Dataset rows
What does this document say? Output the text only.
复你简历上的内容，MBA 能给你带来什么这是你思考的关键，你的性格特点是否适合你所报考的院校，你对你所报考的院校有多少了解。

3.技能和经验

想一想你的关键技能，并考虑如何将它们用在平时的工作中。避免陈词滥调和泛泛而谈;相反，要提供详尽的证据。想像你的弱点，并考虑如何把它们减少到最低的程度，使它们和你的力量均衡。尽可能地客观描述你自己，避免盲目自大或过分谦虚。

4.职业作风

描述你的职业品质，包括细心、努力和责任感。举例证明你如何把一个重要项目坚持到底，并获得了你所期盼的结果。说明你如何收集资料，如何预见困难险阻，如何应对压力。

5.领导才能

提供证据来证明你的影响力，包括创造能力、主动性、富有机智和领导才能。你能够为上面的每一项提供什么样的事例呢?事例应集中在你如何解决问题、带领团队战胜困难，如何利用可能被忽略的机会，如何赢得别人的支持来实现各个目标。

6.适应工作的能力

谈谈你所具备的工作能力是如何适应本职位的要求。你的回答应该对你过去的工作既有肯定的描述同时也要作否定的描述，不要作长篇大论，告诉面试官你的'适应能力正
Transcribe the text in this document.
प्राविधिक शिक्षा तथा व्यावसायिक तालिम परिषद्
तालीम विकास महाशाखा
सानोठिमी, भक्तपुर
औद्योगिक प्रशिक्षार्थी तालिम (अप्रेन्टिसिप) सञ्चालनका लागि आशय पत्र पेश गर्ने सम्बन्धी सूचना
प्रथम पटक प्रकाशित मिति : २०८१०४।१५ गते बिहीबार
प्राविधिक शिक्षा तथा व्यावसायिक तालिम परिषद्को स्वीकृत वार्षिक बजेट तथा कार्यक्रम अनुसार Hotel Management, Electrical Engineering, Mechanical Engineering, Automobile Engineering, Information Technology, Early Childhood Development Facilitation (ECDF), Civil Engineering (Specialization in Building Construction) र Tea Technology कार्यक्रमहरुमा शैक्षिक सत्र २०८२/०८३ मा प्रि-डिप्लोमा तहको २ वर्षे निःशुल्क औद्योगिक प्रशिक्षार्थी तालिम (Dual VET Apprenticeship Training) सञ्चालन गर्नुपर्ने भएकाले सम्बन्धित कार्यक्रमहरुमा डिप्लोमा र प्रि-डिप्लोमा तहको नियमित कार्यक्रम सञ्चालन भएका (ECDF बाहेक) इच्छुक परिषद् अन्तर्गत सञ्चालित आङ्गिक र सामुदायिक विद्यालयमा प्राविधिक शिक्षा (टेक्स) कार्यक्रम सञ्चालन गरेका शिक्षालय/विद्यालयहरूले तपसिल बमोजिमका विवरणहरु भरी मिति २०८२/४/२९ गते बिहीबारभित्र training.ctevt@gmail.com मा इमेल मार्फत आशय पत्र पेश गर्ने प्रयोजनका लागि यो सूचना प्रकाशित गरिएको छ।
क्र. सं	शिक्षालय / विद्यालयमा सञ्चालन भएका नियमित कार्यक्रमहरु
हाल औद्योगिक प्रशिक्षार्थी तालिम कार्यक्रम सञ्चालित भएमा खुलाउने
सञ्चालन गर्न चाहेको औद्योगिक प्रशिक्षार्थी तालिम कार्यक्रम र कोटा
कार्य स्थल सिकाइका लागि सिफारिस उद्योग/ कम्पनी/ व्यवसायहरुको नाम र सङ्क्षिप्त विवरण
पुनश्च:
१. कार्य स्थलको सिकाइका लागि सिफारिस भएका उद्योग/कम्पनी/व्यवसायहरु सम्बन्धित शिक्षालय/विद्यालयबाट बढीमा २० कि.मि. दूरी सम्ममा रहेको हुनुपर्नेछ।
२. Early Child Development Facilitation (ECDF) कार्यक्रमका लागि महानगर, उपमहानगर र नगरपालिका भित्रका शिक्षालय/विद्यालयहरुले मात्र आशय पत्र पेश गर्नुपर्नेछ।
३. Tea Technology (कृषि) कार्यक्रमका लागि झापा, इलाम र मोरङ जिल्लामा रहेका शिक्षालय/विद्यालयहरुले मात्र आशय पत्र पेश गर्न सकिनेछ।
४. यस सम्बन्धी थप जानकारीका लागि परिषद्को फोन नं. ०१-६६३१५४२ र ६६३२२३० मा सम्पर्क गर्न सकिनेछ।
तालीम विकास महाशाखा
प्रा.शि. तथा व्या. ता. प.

**Work instructions:**
How many lines of the data contain the word "this"? Answer with the number alone.

**Expected answer:**
2